Search the records for the word "higher" and pick out every line that has it.

Rows from a dataset:
------------------------------------------------------------

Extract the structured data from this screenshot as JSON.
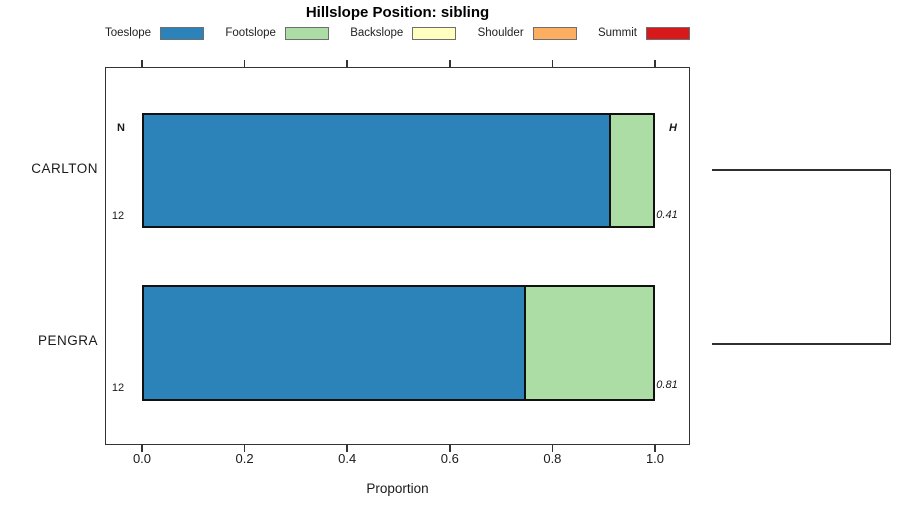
{
  "chart_data": {
    "type": "bar",
    "variant": "horizontal-stacked-proportion",
    "title": "Hillslope Position: sibling",
    "xlabel": "Proportion",
    "xlim": [
      0,
      1
    ],
    "xticks": [
      "0.0",
      "0.2",
      "0.4",
      "0.6",
      "0.8",
      "1.0"
    ],
    "grid": false,
    "legend": {
      "position": "top",
      "entries": [
        {
          "label": "Toeslope",
          "color": "#2B83BA"
        },
        {
          "label": "Footslope",
          "color": "#ABDDA4"
        },
        {
          "label": "Backslope",
          "color": "#FFFFBF"
        },
        {
          "label": "Shoulder",
          "color": "#FDAE61"
        },
        {
          "label": "Summit",
          "color": "#D7191C"
        }
      ]
    },
    "column_annotations": {
      "left_header": "N",
      "right_header": "H"
    },
    "series_rows": [
      {
        "label": "CARLTON",
        "n": "12",
        "shannon_h": "0.41",
        "segments": [
          {
            "name": "Toeslope",
            "proportion": 0.917,
            "color": "#2B83BA"
          },
          {
            "name": "Footslope",
            "proportion": 0.083,
            "color": "#ABDDA4"
          }
        ]
      },
      {
        "label": "PENGRA",
        "n": "12",
        "shannon_h": "0.81",
        "segments": [
          {
            "name": "Toeslope",
            "proportion": 0.75,
            "color": "#2B83BA"
          },
          {
            "name": "Footslope",
            "proportion": 0.25,
            "color": "#ABDDA4"
          }
        ]
      }
    ],
    "dendrogram": {
      "present": true,
      "side": "right",
      "joins": [
        "CARLTON",
        "PENGRA"
      ]
    }
  }
}
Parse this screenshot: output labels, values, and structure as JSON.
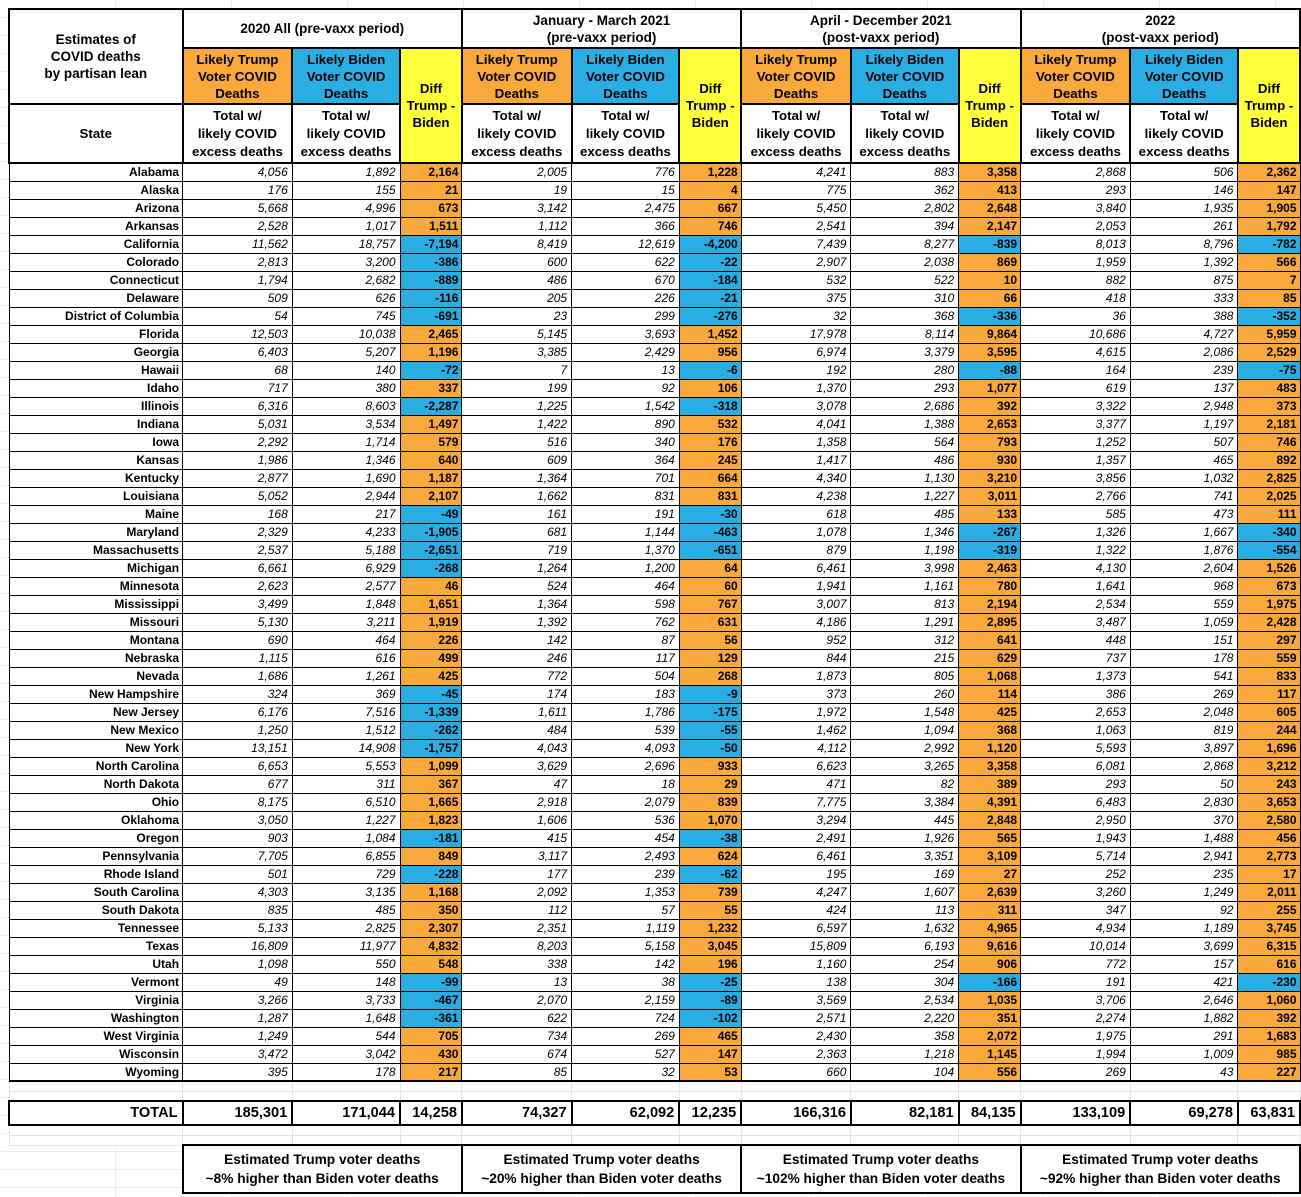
{
  "title": "Estimates of\nCOVID deaths\nby partisan lean",
  "labels": {
    "state": "State",
    "trump": "Likely Trump\nVoter COVID\nDeaths",
    "biden": "Likely Biden\nVoter COVID\nDeaths",
    "diff": "Diff\nTrump -\nBiden",
    "total_note": "Total w/\nlikely COVID\nexcess deaths"
  },
  "periods": [
    {
      "title": "2020 All (pre-vaxx period)"
    },
    {
      "title": "January - March 2021\n(pre-vaxx period)"
    },
    {
      "title": "April - December 2021\n(post-vaxx period)"
    },
    {
      "title": "2022\n(post-vaxx period)"
    }
  ],
  "colors": {
    "trump_orange": "#F9A93B",
    "biden_blue": "#29ADE3",
    "diff_yellow": "#FFFF3B"
  },
  "rows": [
    {
      "state": "Alabama",
      "values": [
        "4,056",
        "1,892",
        "2,164",
        "2,005",
        "776",
        "1,228",
        "4,241",
        "883",
        "3,358",
        "2,868",
        "506",
        "2,362"
      ]
    },
    {
      "state": "Alaska",
      "values": [
        "176",
        "155",
        "21",
        "19",
        "15",
        "4",
        "775",
        "362",
        "413",
        "293",
        "146",
        "147"
      ]
    },
    {
      "state": "Arizona",
      "values": [
        "5,668",
        "4,996",
        "673",
        "3,142",
        "2,475",
        "667",
        "5,450",
        "2,802",
        "2,648",
        "3,840",
        "1,935",
        "1,905"
      ]
    },
    {
      "state": "Arkansas",
      "values": [
        "2,528",
        "1,017",
        "1,511",
        "1,112",
        "366",
        "746",
        "2,541",
        "394",
        "2,147",
        "2,053",
        "261",
        "1,792"
      ]
    },
    {
      "state": "California",
      "values": [
        "11,562",
        "18,757",
        "-7,194",
        "8,419",
        "12,619",
        "-4,200",
        "7,439",
        "8,277",
        "-839",
        "8,013",
        "8,796",
        "-782"
      ]
    },
    {
      "state": "Colorado",
      "values": [
        "2,813",
        "3,200",
        "-386",
        "600",
        "622",
        "-22",
        "2,907",
        "2,038",
        "869",
        "1,959",
        "1,392",
        "566"
      ]
    },
    {
      "state": "Connecticut",
      "values": [
        "1,794",
        "2,682",
        "-889",
        "486",
        "670",
        "-184",
        "532",
        "522",
        "10",
        "882",
        "875",
        "7"
      ]
    },
    {
      "state": "Delaware",
      "values": [
        "509",
        "626",
        "-116",
        "205",
        "226",
        "-21",
        "375",
        "310",
        "66",
        "418",
        "333",
        "85"
      ]
    },
    {
      "state": "District of Columbia",
      "values": [
        "54",
        "745",
        "-691",
        "23",
        "299",
        "-276",
        "32",
        "368",
        "-336",
        "36",
        "388",
        "-352"
      ]
    },
    {
      "state": "Florida",
      "values": [
        "12,503",
        "10,038",
        "2,465",
        "5,145",
        "3,693",
        "1,452",
        "17,978",
        "8,114",
        "9,864",
        "10,686",
        "4,727",
        "5,959"
      ]
    },
    {
      "state": "Georgia",
      "values": [
        "6,403",
        "5,207",
        "1,196",
        "3,385",
        "2,429",
        "956",
        "6,974",
        "3,379",
        "3,595",
        "4,615",
        "2,086",
        "2,529"
      ]
    },
    {
      "state": "Hawaii",
      "values": [
        "68",
        "140",
        "-72",
        "7",
        "13",
        "-6",
        "192",
        "280",
        "-88",
        "164",
        "239",
        "-75"
      ]
    },
    {
      "state": "Idaho",
      "values": [
        "717",
        "380",
        "337",
        "199",
        "92",
        "106",
        "1,370",
        "293",
        "1,077",
        "619",
        "137",
        "483"
      ]
    },
    {
      "state": "Illinois",
      "values": [
        "6,316",
        "8,603",
        "-2,287",
        "1,225",
        "1,542",
        "-318",
        "3,078",
        "2,686",
        "392",
        "3,322",
        "2,948",
        "373"
      ]
    },
    {
      "state": "Indiana",
      "values": [
        "5,031",
        "3,534",
        "1,497",
        "1,422",
        "890",
        "532",
        "4,041",
        "1,388",
        "2,653",
        "3,377",
        "1,197",
        "2,181"
      ]
    },
    {
      "state": "Iowa",
      "values": [
        "2,292",
        "1,714",
        "579",
        "516",
        "340",
        "176",
        "1,358",
        "564",
        "793",
        "1,252",
        "507",
        "746"
      ]
    },
    {
      "state": "Kansas",
      "values": [
        "1,986",
        "1,346",
        "640",
        "609",
        "364",
        "245",
        "1,417",
        "486",
        "930",
        "1,357",
        "465",
        "892"
      ]
    },
    {
      "state": "Kentucky",
      "values": [
        "2,877",
        "1,690",
        "1,187",
        "1,364",
        "701",
        "664",
        "4,340",
        "1,130",
        "3,210",
        "3,856",
        "1,032",
        "2,825"
      ]
    },
    {
      "state": "Louisiana",
      "values": [
        "5,052",
        "2,944",
        "2,107",
        "1,662",
        "831",
        "831",
        "4,238",
        "1,227",
        "3,011",
        "2,766",
        "741",
        "2,025"
      ]
    },
    {
      "state": "Maine",
      "values": [
        "168",
        "217",
        "-49",
        "161",
        "191",
        "-30",
        "618",
        "485",
        "133",
        "585",
        "473",
        "111"
      ]
    },
    {
      "state": "Maryland",
      "values": [
        "2,329",
        "4,233",
        "-1,905",
        "681",
        "1,144",
        "-463",
        "1,078",
        "1,346",
        "-267",
        "1,326",
        "1,667",
        "-340"
      ]
    },
    {
      "state": "Massachusetts",
      "values": [
        "2,537",
        "5,188",
        "-2,651",
        "719",
        "1,370",
        "-651",
        "879",
        "1,198",
        "-319",
        "1,322",
        "1,876",
        "-554"
      ]
    },
    {
      "state": "Michigan",
      "values": [
        "6,661",
        "6,929",
        "-268",
        "1,264",
        "1,200",
        "64",
        "6,461",
        "3,998",
        "2,463",
        "4,130",
        "2,604",
        "1,526"
      ]
    },
    {
      "state": "Minnesota",
      "values": [
        "2,623",
        "2,577",
        "46",
        "524",
        "464",
        "60",
        "1,941",
        "1,161",
        "780",
        "1,641",
        "968",
        "673"
      ]
    },
    {
      "state": "Mississippi",
      "values": [
        "3,499",
        "1,848",
        "1,651",
        "1,364",
        "598",
        "767",
        "3,007",
        "813",
        "2,194",
        "2,534",
        "559",
        "1,975"
      ]
    },
    {
      "state": "Missouri",
      "values": [
        "5,130",
        "3,211",
        "1,919",
        "1,392",
        "762",
        "631",
        "4,186",
        "1,291",
        "2,895",
        "3,487",
        "1,059",
        "2,428"
      ]
    },
    {
      "state": "Montana",
      "values": [
        "690",
        "464",
        "226",
        "142",
        "87",
        "56",
        "952",
        "312",
        "641",
        "448",
        "151",
        "297"
      ]
    },
    {
      "state": "Nebraska",
      "values": [
        "1,115",
        "616",
        "499",
        "246",
        "117",
        "129",
        "844",
        "215",
        "629",
        "737",
        "178",
        "559"
      ]
    },
    {
      "state": "Nevada",
      "values": [
        "1,686",
        "1,261",
        "425",
        "772",
        "504",
        "268",
        "1,873",
        "805",
        "1,068",
        "1,373",
        "541",
        "833"
      ]
    },
    {
      "state": "New Hampshire",
      "values": [
        "324",
        "369",
        "-45",
        "174",
        "183",
        "-9",
        "373",
        "260",
        "114",
        "386",
        "269",
        "117"
      ]
    },
    {
      "state": "New Jersey",
      "values": [
        "6,176",
        "7,516",
        "-1,339",
        "1,611",
        "1,786",
        "-175",
        "1,972",
        "1,548",
        "425",
        "2,653",
        "2,048",
        "605"
      ]
    },
    {
      "state": "New Mexico",
      "values": [
        "1,250",
        "1,512",
        "-262",
        "484",
        "539",
        "-55",
        "1,462",
        "1,094",
        "368",
        "1,063",
        "819",
        "244"
      ]
    },
    {
      "state": "New York",
      "values": [
        "13,151",
        "14,908",
        "-1,757",
        "4,043",
        "4,093",
        "-50",
        "4,112",
        "2,992",
        "1,120",
        "5,593",
        "3,897",
        "1,696"
      ]
    },
    {
      "state": "North Carolina",
      "values": [
        "6,653",
        "5,553",
        "1,099",
        "3,629",
        "2,696",
        "933",
        "6,623",
        "3,265",
        "3,358",
        "6,081",
        "2,868",
        "3,212"
      ]
    },
    {
      "state": "North Dakota",
      "values": [
        "677",
        "311",
        "367",
        "47",
        "18",
        "29",
        "471",
        "82",
        "389",
        "293",
        "50",
        "243"
      ]
    },
    {
      "state": "Ohio",
      "values": [
        "8,175",
        "6,510",
        "1,665",
        "2,918",
        "2,079",
        "839",
        "7,775",
        "3,384",
        "4,391",
        "6,483",
        "2,830",
        "3,653"
      ]
    },
    {
      "state": "Oklahoma",
      "values": [
        "3,050",
        "1,227",
        "1,823",
        "1,606",
        "536",
        "1,070",
        "3,294",
        "445",
        "2,848",
        "2,950",
        "370",
        "2,580"
      ]
    },
    {
      "state": "Oregon",
      "values": [
        "903",
        "1,084",
        "-181",
        "415",
        "454",
        "-38",
        "2,491",
        "1,926",
        "565",
        "1,943",
        "1,488",
        "456"
      ]
    },
    {
      "state": "Pennsylvania",
      "values": [
        "7,705",
        "6,855",
        "849",
        "3,117",
        "2,493",
        "624",
        "6,461",
        "3,351",
        "3,109",
        "5,714",
        "2,941",
        "2,773"
      ]
    },
    {
      "state": "Rhode Island",
      "values": [
        "501",
        "729",
        "-228",
        "177",
        "239",
        "-62",
        "195",
        "169",
        "27",
        "252",
        "235",
        "17"
      ]
    },
    {
      "state": "South Carolina",
      "values": [
        "4,303",
        "3,135",
        "1,168",
        "2,092",
        "1,353",
        "739",
        "4,247",
        "1,607",
        "2,639",
        "3,260",
        "1,249",
        "2,011"
      ]
    },
    {
      "state": "South Dakota",
      "values": [
        "835",
        "485",
        "350",
        "112",
        "57",
        "55",
        "424",
        "113",
        "311",
        "347",
        "92",
        "255"
      ]
    },
    {
      "state": "Tennessee",
      "values": [
        "5,133",
        "2,825",
        "2,307",
        "2,351",
        "1,119",
        "1,232",
        "6,597",
        "1,632",
        "4,965",
        "4,934",
        "1,189",
        "3,745"
      ]
    },
    {
      "state": "Texas",
      "values": [
        "16,809",
        "11,977",
        "4,832",
        "8,203",
        "5,158",
        "3,045",
        "15,809",
        "6,193",
        "9,616",
        "10,014",
        "3,699",
        "6,315"
      ]
    },
    {
      "state": "Utah",
      "values": [
        "1,098",
        "550",
        "548",
        "338",
        "142",
        "196",
        "1,160",
        "254",
        "906",
        "772",
        "157",
        "616"
      ]
    },
    {
      "state": "Vermont",
      "values": [
        "49",
        "148",
        "-99",
        "13",
        "38",
        "-25",
        "138",
        "304",
        "-166",
        "191",
        "421",
        "-230"
      ]
    },
    {
      "state": "Virginia",
      "values": [
        "3,266",
        "3,733",
        "-467",
        "2,070",
        "2,159",
        "-89",
        "3,569",
        "2,534",
        "1,035",
        "3,706",
        "2,646",
        "1,060"
      ]
    },
    {
      "state": "Washington",
      "values": [
        "1,287",
        "1,648",
        "-361",
        "622",
        "724",
        "-102",
        "2,571",
        "2,220",
        "351",
        "2,274",
        "1,882",
        "392"
      ]
    },
    {
      "state": "West Virginia",
      "values": [
        "1,249",
        "544",
        "705",
        "734",
        "269",
        "465",
        "2,430",
        "358",
        "2,072",
        "1,975",
        "291",
        "1,683"
      ]
    },
    {
      "state": "Wisconsin",
      "values": [
        "3,472",
        "3,042",
        "430",
        "674",
        "527",
        "147",
        "2,363",
        "1,218",
        "1,145",
        "1,994",
        "1,009",
        "985"
      ]
    },
    {
      "state": "Wyoming",
      "values": [
        "395",
        "178",
        "217",
        "85",
        "32",
        "53",
        "660",
        "104",
        "556",
        "269",
        "43",
        "227"
      ]
    }
  ],
  "total": {
    "label": "TOTAL",
    "values": [
      "185,301",
      "171,044",
      "14,258",
      "74,327",
      "62,092",
      "12,235",
      "166,316",
      "82,181",
      "84,135",
      "133,109",
      "69,278",
      "63,831"
    ]
  },
  "notes": [
    "Estimated Trump voter deaths\n~8% higher than Biden voter deaths",
    "Estimated Trump voter deaths\n~20% higher than Biden voter deaths",
    "Estimated Trump voter deaths\n~102% higher than Biden voter deaths",
    "Estimated Trump voter deaths\n~92% higher than Biden voter deaths"
  ]
}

------------------------------------------------------------

• RESPONSE
    "Estimated Trump voter deaths\n~8% higher than Biden voter deaths",
    "Estimated Trump voter deaths\n~20% higher than Biden voter deaths",
    "Estimated Trump voter deaths\n~102% higher than Biden voter deaths",
    "Estimated Trump voter deaths\n~92% higher than Biden voter deaths"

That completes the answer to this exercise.